▶ **Requisitos da tarefa**
Devolva na íntegra, sem nenhuma alteração, o texto sobre pornografia e o ministério pastoral.

▶ **Trecho do documento**
Um blog do Ministério Fiel
A pornografia desqualifica um pastor para o ministério?
Episódio do Podcast John Piper Responde
Transcrição do vídeo
O episódio de hoje é um trecho adaptado e retirado com permissão do livro, que leva o mesmo nome deste podcast — John Piper Responde, que em breve será lançado pela Editora Fiel. O livro é escrito por Tony Reinke, que é quem entrevista o Pr John em seu podcast. Tony compilou e adaptou diversas respostas de John Piper sobre dezenas de assuntos durante os muitos anos do podcast Ask Pastor John, fazendo um excelente livro. O trecho que será narrado hoje é um compilado a respeito de pastores que tem problema com pornografia.
Pr John, a pornografia desqualifica um pastor para o ministério?

Dados de análise do layout da página:
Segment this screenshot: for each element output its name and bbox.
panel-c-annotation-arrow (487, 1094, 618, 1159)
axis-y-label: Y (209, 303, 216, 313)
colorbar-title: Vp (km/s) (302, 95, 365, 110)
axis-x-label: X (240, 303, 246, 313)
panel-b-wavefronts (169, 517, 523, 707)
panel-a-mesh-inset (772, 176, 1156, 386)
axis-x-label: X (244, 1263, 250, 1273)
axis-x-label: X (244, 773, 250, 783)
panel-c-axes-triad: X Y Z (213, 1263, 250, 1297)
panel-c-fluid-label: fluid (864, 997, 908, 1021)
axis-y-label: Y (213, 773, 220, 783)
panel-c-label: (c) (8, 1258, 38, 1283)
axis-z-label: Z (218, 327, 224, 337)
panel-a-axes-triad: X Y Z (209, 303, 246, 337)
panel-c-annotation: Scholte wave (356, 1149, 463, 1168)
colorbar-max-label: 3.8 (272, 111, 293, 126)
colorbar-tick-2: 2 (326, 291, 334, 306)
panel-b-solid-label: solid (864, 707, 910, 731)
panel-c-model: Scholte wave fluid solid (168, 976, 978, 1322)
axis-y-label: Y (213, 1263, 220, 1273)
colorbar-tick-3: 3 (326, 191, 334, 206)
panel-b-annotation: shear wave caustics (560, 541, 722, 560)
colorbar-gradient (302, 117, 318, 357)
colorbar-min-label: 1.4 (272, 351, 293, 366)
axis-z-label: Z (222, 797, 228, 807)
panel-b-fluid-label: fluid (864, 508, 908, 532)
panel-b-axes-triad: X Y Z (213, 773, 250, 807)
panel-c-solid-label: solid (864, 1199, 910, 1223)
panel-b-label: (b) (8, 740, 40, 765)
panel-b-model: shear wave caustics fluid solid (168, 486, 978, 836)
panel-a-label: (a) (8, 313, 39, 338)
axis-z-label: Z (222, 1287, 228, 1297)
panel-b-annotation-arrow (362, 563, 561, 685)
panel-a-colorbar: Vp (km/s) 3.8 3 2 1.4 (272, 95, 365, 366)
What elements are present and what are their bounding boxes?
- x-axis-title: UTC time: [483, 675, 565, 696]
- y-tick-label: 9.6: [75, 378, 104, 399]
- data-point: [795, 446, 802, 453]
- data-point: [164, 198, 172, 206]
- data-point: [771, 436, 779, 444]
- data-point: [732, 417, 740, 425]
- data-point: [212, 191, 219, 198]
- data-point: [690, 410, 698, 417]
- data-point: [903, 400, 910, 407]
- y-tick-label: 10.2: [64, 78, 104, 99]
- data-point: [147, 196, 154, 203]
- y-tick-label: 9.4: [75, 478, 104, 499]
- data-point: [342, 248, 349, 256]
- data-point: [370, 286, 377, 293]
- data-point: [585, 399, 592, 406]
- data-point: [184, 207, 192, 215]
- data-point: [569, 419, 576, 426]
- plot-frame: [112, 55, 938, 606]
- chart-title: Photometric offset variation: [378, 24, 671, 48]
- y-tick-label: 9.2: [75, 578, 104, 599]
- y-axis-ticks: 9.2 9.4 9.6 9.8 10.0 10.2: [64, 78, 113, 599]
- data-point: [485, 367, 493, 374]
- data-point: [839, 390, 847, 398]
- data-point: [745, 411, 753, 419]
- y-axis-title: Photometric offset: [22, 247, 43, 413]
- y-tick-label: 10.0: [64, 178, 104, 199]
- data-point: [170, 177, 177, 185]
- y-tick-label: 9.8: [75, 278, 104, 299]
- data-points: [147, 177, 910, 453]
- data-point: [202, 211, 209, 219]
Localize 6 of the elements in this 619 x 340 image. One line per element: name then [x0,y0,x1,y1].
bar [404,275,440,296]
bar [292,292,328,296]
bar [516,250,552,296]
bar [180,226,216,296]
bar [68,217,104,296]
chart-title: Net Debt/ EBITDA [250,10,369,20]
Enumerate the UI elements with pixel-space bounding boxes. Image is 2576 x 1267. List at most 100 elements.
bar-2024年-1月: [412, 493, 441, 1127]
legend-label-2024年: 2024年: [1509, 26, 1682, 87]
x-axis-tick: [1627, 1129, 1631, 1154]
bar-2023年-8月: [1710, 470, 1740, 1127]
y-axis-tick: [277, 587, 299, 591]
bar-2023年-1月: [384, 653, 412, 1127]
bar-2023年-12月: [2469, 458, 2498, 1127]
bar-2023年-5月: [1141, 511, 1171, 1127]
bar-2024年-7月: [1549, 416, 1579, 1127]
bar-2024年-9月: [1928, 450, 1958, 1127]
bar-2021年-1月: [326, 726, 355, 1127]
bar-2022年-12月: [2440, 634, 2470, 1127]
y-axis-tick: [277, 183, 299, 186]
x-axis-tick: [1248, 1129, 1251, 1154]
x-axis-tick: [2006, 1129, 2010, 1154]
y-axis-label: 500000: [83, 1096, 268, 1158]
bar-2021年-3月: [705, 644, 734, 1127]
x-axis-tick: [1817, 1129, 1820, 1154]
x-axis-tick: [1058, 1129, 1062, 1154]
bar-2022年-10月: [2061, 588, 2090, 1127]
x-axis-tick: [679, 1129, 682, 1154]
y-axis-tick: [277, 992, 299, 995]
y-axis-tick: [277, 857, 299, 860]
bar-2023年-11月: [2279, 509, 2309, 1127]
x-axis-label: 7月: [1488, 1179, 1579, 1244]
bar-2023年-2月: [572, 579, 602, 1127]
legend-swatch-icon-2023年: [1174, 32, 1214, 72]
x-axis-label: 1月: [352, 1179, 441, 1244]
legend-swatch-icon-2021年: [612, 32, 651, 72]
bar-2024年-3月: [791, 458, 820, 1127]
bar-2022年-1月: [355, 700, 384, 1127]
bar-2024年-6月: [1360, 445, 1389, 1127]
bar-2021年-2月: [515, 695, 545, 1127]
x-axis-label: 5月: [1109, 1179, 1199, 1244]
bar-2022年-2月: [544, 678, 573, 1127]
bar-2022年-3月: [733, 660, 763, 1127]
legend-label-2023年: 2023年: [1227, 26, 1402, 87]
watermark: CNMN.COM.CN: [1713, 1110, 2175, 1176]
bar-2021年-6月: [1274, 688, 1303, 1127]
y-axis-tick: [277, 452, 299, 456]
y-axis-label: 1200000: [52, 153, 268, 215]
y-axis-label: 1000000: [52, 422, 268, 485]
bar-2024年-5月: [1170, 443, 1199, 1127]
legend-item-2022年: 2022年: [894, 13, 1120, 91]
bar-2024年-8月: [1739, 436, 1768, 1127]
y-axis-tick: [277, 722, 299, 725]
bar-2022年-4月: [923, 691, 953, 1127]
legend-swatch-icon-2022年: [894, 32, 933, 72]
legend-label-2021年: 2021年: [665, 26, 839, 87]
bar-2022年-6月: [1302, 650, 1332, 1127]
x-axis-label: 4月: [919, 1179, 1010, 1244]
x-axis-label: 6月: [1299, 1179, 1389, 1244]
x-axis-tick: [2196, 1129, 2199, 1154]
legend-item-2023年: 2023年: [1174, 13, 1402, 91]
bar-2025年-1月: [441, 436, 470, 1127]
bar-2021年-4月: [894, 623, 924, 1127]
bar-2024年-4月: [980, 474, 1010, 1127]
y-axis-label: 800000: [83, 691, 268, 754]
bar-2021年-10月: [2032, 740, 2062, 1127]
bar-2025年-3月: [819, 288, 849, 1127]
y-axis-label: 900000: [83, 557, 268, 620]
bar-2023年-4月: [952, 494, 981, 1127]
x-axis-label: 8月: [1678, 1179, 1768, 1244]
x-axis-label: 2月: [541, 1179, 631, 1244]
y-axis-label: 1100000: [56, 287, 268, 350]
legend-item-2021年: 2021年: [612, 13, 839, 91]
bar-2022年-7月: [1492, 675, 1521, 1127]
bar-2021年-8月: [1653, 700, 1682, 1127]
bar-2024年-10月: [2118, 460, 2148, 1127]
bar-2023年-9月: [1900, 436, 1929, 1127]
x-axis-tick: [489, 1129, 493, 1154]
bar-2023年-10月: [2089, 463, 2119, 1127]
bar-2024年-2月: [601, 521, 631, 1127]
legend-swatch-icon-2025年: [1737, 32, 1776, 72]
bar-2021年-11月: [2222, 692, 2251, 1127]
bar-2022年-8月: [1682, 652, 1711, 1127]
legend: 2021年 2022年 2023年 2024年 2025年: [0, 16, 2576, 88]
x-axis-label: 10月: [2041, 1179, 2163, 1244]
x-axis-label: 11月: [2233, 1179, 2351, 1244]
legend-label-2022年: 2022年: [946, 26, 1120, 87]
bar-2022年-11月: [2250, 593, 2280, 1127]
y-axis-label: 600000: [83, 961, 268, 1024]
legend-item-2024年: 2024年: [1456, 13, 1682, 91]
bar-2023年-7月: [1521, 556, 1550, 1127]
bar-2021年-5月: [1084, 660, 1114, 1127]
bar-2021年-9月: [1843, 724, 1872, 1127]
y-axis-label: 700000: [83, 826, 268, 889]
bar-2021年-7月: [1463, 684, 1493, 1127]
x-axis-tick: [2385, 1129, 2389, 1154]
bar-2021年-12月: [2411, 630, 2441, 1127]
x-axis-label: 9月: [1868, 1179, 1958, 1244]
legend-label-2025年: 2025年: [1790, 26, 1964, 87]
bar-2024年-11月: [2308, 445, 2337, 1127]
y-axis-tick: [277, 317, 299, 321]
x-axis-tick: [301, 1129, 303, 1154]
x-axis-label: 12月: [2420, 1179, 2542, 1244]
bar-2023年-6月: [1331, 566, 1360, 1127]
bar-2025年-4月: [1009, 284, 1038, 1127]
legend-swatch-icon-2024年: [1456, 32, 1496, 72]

▶ **Solução da tarefa**
Um blog do Ministério Fiel
A pornografia desqualifica um pastor para o ministério?
Episódio do Podcast John Piper Responde
Transcrição do vídeo
O episódio de hoje é um trecho adaptado e retirado com permissão do livro, que leva o mesmo nome deste podcast — John Piper Responde, que em breve será lançado pela Editora Fiel. O livro é escrito por Tony Reinke, que é quem entrevista o Pr John em seu podcast. Tony compilou e adaptou diversas respostas de John Piper sobre dezenas de assuntos durante os muitos anos do podcast Ask Pastor John, fazendo um excelente livro. O trecho que será narrado hoje é um compilado a respeito de pastores que tem problema com pornografia.
Pr John, a pornografia desqualifica um pastor para o ministério?